- **Given problem**: Using the records below, please work out how many lines contain "this"; answer with the number alone.

■ ■ ■ ■ ■ ■ ■

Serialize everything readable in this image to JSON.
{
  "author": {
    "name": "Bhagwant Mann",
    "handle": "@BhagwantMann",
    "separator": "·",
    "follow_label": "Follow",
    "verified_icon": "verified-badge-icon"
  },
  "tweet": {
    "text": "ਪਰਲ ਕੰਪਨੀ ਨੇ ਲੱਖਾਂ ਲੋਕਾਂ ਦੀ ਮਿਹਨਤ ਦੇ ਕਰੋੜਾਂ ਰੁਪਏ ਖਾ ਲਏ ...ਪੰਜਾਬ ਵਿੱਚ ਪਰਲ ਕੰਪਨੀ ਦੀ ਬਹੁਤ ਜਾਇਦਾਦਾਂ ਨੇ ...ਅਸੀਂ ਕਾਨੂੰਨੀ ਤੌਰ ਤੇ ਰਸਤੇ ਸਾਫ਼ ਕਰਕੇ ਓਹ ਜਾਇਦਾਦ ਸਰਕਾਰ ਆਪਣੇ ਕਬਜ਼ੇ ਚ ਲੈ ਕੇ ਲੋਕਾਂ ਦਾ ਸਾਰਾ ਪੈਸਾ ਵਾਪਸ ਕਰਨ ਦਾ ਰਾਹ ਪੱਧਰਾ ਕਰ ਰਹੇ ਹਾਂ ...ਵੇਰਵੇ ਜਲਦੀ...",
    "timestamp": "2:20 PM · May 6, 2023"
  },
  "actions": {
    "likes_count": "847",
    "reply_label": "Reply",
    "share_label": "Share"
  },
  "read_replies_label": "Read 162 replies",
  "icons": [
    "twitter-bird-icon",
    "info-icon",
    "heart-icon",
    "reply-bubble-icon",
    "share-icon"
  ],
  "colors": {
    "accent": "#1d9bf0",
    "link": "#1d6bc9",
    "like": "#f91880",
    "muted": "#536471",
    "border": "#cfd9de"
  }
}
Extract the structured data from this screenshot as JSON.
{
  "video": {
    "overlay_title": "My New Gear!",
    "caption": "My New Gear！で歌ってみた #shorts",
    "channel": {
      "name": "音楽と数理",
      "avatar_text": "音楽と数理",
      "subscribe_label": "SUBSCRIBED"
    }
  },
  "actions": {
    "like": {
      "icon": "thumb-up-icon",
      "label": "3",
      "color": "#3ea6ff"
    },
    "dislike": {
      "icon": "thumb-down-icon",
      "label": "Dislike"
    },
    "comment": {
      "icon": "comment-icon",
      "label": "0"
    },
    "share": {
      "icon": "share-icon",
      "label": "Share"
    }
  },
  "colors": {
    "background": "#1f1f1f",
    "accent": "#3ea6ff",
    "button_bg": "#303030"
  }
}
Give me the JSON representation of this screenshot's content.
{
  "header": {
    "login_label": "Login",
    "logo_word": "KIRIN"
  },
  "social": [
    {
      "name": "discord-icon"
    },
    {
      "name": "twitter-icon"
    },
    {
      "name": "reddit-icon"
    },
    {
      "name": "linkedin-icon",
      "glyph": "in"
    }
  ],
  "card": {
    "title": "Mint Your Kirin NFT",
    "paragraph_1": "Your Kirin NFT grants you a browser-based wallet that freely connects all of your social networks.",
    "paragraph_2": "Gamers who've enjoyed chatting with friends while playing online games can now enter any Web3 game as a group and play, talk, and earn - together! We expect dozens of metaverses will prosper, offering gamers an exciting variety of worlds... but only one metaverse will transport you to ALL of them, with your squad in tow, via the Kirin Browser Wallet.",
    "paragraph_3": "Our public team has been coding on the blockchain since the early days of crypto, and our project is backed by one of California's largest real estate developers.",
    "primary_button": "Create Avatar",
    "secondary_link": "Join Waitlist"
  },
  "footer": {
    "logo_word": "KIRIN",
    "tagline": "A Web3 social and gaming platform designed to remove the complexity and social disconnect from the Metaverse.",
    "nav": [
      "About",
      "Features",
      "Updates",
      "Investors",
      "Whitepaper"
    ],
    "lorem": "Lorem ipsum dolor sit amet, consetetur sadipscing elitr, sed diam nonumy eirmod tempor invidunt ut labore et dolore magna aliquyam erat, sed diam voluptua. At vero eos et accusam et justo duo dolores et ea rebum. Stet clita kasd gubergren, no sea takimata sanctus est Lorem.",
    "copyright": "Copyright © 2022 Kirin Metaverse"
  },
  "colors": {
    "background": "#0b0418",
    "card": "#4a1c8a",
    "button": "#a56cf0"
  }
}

■ ■ ■ ■ ■ ■ ■

- **Reply to the task**: 3